++++ GIVEN DATA

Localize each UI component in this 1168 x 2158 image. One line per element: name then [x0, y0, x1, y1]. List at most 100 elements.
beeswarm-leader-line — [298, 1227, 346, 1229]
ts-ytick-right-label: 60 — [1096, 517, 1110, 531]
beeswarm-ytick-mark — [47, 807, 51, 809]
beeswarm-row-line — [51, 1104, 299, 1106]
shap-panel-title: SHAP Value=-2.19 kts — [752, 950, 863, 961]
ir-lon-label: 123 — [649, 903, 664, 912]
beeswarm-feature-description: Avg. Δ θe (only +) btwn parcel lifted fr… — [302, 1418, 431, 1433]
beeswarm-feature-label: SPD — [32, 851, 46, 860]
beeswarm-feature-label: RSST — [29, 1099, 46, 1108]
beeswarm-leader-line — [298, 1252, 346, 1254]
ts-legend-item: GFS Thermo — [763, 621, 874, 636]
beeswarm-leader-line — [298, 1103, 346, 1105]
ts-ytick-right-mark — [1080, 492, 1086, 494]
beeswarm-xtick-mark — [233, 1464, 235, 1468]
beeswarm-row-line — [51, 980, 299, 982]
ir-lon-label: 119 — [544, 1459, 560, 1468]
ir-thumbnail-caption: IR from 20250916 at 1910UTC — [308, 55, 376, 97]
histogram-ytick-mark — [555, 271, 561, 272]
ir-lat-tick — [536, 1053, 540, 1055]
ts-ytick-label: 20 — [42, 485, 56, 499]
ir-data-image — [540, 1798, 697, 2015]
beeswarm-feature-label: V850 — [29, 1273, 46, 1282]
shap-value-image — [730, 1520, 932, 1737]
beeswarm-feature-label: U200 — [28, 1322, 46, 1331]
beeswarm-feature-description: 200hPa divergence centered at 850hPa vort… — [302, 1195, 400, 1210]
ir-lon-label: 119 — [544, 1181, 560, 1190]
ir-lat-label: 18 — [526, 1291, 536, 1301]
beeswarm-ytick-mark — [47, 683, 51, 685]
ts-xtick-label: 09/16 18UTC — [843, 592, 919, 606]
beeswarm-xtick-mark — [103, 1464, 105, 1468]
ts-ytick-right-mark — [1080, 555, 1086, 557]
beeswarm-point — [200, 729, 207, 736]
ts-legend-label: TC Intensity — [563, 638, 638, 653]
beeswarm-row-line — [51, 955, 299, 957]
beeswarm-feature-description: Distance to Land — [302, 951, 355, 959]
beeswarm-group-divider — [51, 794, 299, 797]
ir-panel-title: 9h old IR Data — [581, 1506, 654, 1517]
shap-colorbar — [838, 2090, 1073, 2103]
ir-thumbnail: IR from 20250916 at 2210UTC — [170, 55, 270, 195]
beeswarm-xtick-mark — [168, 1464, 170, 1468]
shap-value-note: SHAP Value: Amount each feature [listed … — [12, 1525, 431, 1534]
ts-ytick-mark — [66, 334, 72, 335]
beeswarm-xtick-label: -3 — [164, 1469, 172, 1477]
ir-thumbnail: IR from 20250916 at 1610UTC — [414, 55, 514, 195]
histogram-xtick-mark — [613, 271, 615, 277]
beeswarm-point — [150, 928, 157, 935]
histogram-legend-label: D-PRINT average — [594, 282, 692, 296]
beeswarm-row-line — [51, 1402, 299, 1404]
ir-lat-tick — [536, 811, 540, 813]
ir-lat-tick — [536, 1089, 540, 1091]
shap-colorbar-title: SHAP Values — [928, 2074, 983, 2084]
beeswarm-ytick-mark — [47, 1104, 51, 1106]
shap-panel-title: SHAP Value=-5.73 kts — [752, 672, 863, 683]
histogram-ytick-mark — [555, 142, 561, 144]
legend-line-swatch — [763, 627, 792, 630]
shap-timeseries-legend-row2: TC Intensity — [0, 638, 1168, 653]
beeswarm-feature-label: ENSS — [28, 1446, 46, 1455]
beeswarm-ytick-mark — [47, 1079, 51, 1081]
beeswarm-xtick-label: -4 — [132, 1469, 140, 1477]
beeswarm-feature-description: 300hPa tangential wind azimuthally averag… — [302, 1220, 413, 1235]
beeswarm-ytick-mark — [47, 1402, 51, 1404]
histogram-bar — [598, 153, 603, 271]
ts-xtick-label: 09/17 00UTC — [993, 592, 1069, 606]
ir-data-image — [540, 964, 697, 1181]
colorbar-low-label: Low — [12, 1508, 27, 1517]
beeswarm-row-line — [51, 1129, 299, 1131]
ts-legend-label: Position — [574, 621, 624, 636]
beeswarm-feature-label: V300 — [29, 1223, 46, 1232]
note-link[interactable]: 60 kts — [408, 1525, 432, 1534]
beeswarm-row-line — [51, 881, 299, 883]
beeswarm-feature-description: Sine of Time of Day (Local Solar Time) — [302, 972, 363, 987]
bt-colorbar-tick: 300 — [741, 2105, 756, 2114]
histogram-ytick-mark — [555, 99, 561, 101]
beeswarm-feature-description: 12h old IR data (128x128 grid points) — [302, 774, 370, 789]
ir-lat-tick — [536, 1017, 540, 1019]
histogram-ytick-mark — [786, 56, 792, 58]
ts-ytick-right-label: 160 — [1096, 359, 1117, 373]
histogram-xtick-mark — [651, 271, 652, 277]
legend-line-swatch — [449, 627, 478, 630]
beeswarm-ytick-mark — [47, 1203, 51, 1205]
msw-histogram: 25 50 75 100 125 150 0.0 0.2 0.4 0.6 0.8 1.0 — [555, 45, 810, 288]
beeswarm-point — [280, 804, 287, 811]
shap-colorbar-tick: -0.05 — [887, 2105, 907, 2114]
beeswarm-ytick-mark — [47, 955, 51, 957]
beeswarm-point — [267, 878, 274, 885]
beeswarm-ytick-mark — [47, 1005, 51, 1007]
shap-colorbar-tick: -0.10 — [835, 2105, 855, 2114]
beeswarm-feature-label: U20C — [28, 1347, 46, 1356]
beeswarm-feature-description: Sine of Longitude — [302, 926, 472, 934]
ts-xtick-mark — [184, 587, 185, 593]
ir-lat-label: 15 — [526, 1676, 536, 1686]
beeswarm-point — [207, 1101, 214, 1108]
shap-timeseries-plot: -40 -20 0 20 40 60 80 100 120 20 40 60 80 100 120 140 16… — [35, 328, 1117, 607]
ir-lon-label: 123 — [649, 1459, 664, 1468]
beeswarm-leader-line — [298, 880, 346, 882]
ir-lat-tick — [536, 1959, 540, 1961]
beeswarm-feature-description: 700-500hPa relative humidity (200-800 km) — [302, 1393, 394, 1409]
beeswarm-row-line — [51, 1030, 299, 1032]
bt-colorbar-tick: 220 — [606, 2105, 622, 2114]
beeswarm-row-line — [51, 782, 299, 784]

++++++++

* _REQUIREMENTS_:
Convert the material above, from its first line up to and including the line with "beeswarm-leader-line — [298, 1103, 346, 1105]", into a Markdown table with the columns Row and Material line, leaving out any blank lines.

* _TASK OUTPUT_:
| Row | Material line |
|---|---|
| 1 | Localize each UI component in this 1168 x 2158 image. One line per element: name then [x0, y0, x1, y1]. List at most 100 elements. |
| 2 | beeswarm-leader-line — [298, 1227, 346, 1229] |
| 3 | ts-ytick-right-label: 60 — [1096, 517, 1110, 531] |
| 4 | beeswarm-ytick-mark — [47, 807, 51, 809] |
| 5 | beeswarm-row-line — [51, 1104, 299, 1106] |
| 6 | shap-panel-title: SHAP Value=-2.19 kts — [752, 950, 863, 961] |
| 7 | ir-lon-label: 123 — [649, 903, 664, 912] |
| 8 | beeswarm-feature-description: Avg. Δ θe (only +) btwn parcel lifted fr… — [302, 1418, 431, 1433] |
| 9 | beeswarm-feature-label: SPD — [32, 851, 46, 860] |
| 10 | beeswarm-feature-label: RSST — [29, 1099, 46, 1108] |
| 11 | beeswarm-leader-line — [298, 1252, 346, 1254] |
| 12 | ts-legend-item: GFS Thermo — [763, 621, 874, 636] |
| 13 | beeswarm-leader-line — [298, 1103, 346, 1105] |